Exercise inputs -
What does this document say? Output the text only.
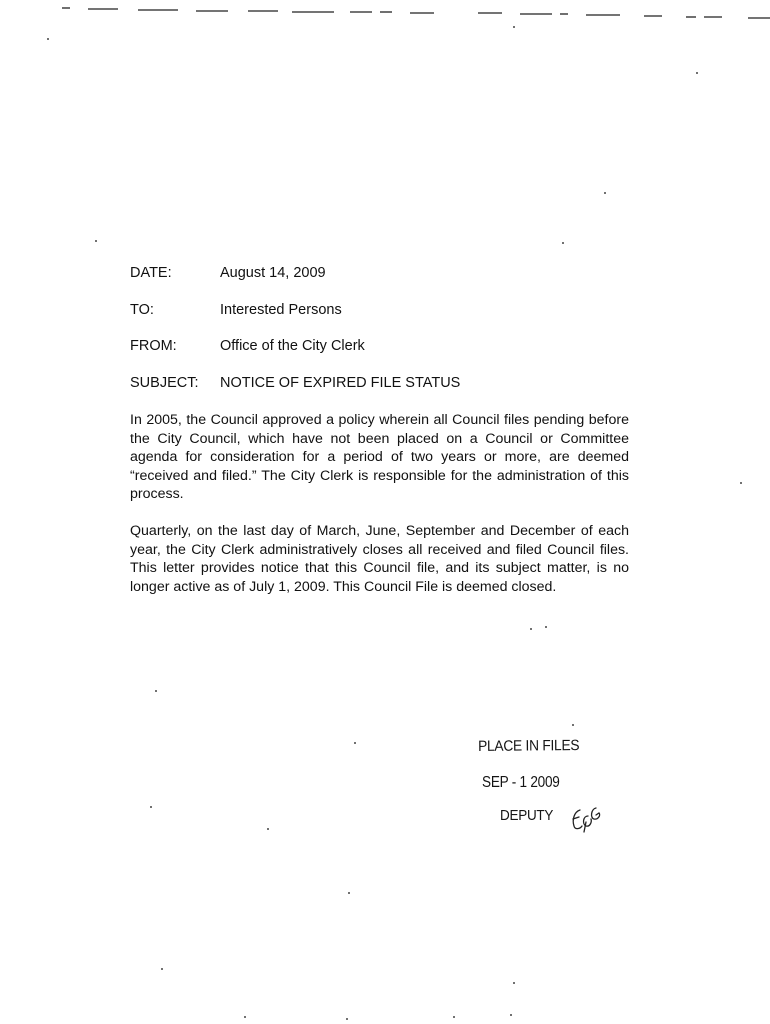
DATE:	August 14, 2009
TO:	Interested Persons
FROM:	Office of the City Clerk
SUBJECT:	NOTICE OF EXPIRED FILE STATUS

In 2005, the Council approved a policy wherein all Council files pending before the City Council, which have not been placed on a Council or Committee agenda for consideration for a period of two years or more, are deemed “received and filed.” The City Clerk is responsible for the administration of this process.

Quarterly, on the last day of March, June, September and December of each year, the City Clerk administratively closes all received and filed Council files. This letter provides notice that this Council file, and its subject matter, is no longer active as of July 1, 2009. This Council File is deemed closed.

PLACE IN FILES
SEP - 1 2009
DEPUTY
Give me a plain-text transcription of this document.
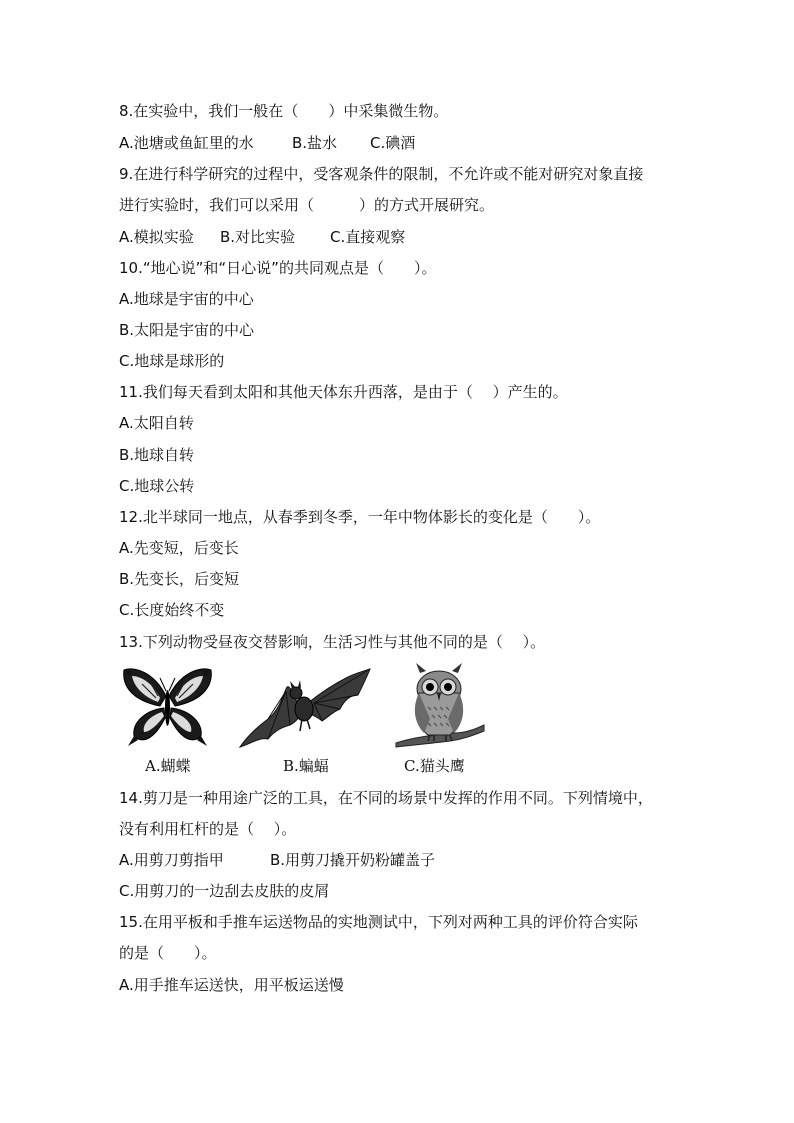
8.在实验中，我们一般在（　　）中采集微生物。
A.池塘或鱼缸里的水	B.盐水 C.碘酒
9.在进行科学研究的过程中，受客观条件的限制，不允许或不能对研究对象直接
进行实验时，我们可以采用（　　　）的方式开展研究。
A.模拟实验 B.对比实验 C.直接观察
10.“地心说”和“日心说”的共同观点是（　　）。
A.地球是宇宙的中心
B.太阳是宇宙的中心
C.地球是球形的
11.我们每天看到太阳和其他天体东升西落，是由于（　 ）产生的。
A.太阳自转
B.地球自转
C.地球公转
12.北半球同一地点，从春季到冬季，一年中物体影长的变化是（　　）。
A.先变短，后变长
B.先变长，后变短
C.长度始终不变
13.下列动物受昼夜交替影响，生活习性与其他不同的是（　 ）。
A.蝴蝶	B.蝙蝠	C.猫头鹰
14.剪刀是一种用途广泛的工具，在不同的场景中发挥的作用不同。下列情境中，
没有利用杠杆的是（　 ）。
A.用剪刀剪指甲	B.用剪刀撬开奶粉罐盖子
C.用剪刀的一边刮去皮肤的皮屑
15.在用平板和手推车运送物品的实地测试中，下列对两种工具的评价符合实际
的是（　　）。
A.用手推车运送快，用平板运送慢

Given exercise -
Without the pictures, repeat exactly the lines running from the line containing "Give me a plain-text" through the end of the data, both ends included.

Task answer -
Give me a plain-text transcription of this document.
8.在实验中，我们一般在（　　）中采集微生物。
A.池塘或鱼缸里的水	B.盐水 C.碘酒
9.在进行科学研究的过程中，受客观条件的限制，不允许或不能对研究对象直接
进行实验时，我们可以采用（　　　）的方式开展研究。
A.模拟实验 B.对比实验 C.直接观察
10.“地心说”和“日心说”的共同观点是（　　）。
A.地球是宇宙的中心
B.太阳是宇宙的中心
C.地球是球形的
11.我们每天看到太阳和其他天体东升西落，是由于（　 ）产生的。
A.太阳自转
B.地球自转
C.地球公转
12.北半球同一地点，从春季到冬季，一年中物体影长的变化是（　　）。
A.先变短，后变长
B.先变长，后变短
C.长度始终不变
13.下列动物受昼夜交替影响，生活习性与其他不同的是（　 ）。
A.蝴蝶	B.蝙蝠	C.猫头鹰
14.剪刀是一种用途广泛的工具，在不同的场景中发挥的作用不同。下列情境中，
没有利用杠杆的是（　 ）。
A.用剪刀剪指甲	B.用剪刀撬开奶粉罐盖子
C.用剪刀的一边刮去皮肤的皮屑
15.在用平板和手推车运送物品的实地测试中，下列对两种工具的评价符合实际
的是（　　）。
A.用手推车运送快，用平板运送慢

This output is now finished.